### What to work on
A) In the thread about the ign-gui rendering bug, which ign-gui version is described as an imminent release?
B) Please carry on the thread about the ign-gui rendering bug from its last sentence.

### Text for analysis
● ● ● ● ● ● ●

Render
event callback to call ScreenToSceneYes, yesterday we discussed this with @agalbachicar and we believe it is related to it. He will install by source and try these new changes in
ign-gui3
that aren't released yet. By the way, a released for ign-gui3 is planned to happen this week so we won't need to specially ask for it.
the ign-gui 3.6.0 release is imminent https://github.com/ignitionrobotics/ign-gui/pull/233
Good point. This is what is returned when the cast doesn't intersects an object: (From here)
// Set point to be 10m away if no intersection found return this->dataPtr->rayQuery->Origin() + this->dataPtr->rayQuery->Direction() * 10;
I wonder if we could use that info to know if a lane was hit or not.
we call GetLaneFromWorldPosition using the
Vector3d
from the event. I imagine we could callLane::ToLanePosition
and see if the laneh
coordinate is close to0
? It's kind of a hack but might work
I've started testing this approach with ign-gui3 3.6.0 debs in https://github.com/ToyotaResearchInstitute/delphyne_gui/commit/eb947ea72c22211087646e12a29eff88d606f758. I'm currently running into a bunch of seg-faults related to the MouseHover action, which I think is a bug in ign-gui3 (https://github.com/ignitionrobotics/ign-gui/issues/209#issuecomment-864377926)
I sent #433 which solves the problem here but exposes the problem in ign-gui that @scpeters commented in https://github.com/ToyotaResearchInstitute/delphyne_gui/issues/405#issuecomment-864378488
I just got a new laptop with nvidia gpu and it is interesting that I wasn't able to reproduce the error:
franco@a2d19cf4ac08:~/maliput_ws$ nvidia-smi
Mon Jul 5 19:51:07 2021
+-----------------------------------------------------------------------------+
| NVIDIA-SMI 460.80 Driver Version: 460.80 CUDA Version: N/A |
|-------------------------------+----------------------+----------------------+
| GPU Name Persistence-M| Bus-Id Disp.A | Volatile Uncorr. ECC |
| Fan Temp Perf Pwr:Usage/Cap| Memory-Usage | GPU-Util Compute M. |
| | | MIG M. |
|===============================+======================+======================|
| 0 GeForce GTX 1650 Off | 00000000:01:00.0 On | N/A |
| N/A 48C P5 8W / N/A | 75MiB / 3911MiB | 37% Default |
| | | N/A |
+-------------------------------+----------------------+----------------------+
+-----------------------------------------------------------------------------+
| Processes: |
| GPU GI CI PID Type Process name GPU Memory |
| ID ID Usage |
|=============================================================================|
+-----------------------------------------------------------------------------+
Resuming the work on this issue. The error is still reproducible in bionic with an updated graphic card driver for me:
+-----------------------------------------------------------------------------+
| NVIDIA-SMI 460.91.03 Driver Version: 460.91.03 CUDA Version: N/A |
|-------------------------------+----------------------+----------------------+
| GPU Name Persistence-M| Bus-Id Disp.A | Volatile Uncorr. ECC |
| Fan Temp Perf Pwr:Usage/Cap| Memory-Usage | GPU-Util Compute M. |
| | | MIG M. |
|===============================+======================+======================|
| 0 GeForce GTX 1060 Off | 00000000:01:00.0 Off | N/A |
| N/A 58C P5 10W / N/A | 412MiB / 6078MiB | 0% Default |
| | | N/A |
+-------------------------------+----------------------+----------------------+
+-----------------------------------------------------------------------------+
| Processes: |
| GPU GI CI PID Type Process name GPU Memory |
| ID ID Usage |
|=============================================================================|
+-----------------------------------------------------------------------------+
By trying https://github.com/ToyotaResearchInstitute/delphyne_gui/pull/446 and https://github.com/ToyotaResearchInstitute/delphyne_gui/pull/423 together in foxy, I could not reproduce this bug using the maliput_viewer2. That points in the direction that this is a bionic specific bug and we could get rid of it by migrating to focal. Another reason to move faster.

● ● ● ● ● ● ●

### The data
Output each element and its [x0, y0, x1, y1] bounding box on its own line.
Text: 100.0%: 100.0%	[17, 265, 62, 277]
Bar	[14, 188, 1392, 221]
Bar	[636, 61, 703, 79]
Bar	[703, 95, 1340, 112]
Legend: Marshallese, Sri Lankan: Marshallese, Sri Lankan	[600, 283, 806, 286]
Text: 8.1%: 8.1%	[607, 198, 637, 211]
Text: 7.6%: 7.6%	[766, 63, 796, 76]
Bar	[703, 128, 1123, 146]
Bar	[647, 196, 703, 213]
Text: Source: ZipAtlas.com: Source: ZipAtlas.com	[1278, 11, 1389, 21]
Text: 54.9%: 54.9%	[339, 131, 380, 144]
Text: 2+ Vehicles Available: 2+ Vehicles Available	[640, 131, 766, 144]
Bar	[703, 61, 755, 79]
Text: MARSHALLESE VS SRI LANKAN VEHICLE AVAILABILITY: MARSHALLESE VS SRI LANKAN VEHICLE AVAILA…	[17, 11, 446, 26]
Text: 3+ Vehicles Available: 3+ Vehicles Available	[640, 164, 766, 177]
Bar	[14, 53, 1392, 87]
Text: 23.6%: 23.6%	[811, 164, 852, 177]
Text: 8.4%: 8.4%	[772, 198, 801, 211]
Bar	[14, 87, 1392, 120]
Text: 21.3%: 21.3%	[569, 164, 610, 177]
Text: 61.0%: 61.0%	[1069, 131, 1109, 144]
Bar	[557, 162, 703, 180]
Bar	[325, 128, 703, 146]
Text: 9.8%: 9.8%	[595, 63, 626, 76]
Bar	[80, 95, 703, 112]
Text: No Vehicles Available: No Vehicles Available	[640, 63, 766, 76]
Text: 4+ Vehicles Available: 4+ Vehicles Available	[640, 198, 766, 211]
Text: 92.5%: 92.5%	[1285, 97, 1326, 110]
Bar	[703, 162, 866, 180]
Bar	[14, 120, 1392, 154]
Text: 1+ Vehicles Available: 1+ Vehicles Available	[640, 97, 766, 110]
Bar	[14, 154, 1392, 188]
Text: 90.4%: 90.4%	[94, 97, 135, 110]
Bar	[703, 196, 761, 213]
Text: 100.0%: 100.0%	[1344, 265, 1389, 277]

● ● ● ● ● ● ●

### Answers to each task
A) ign-gui 3.6.0

B)
@francocipollone confirmed this error is not reproducible in focal. I'm closing this ticket in favor of using all delphyne repos in focal and deprecating its use in bionic.
Steps to reproduce:
./install/delphyne_gui/bin/maliput_viewer2.sh --malidrive_backend=malidrive2
Application should immediately crash with:
This is on a Lenovo T460p laptop running Ubuntu 18.04 with a GeForce 940MX GPU.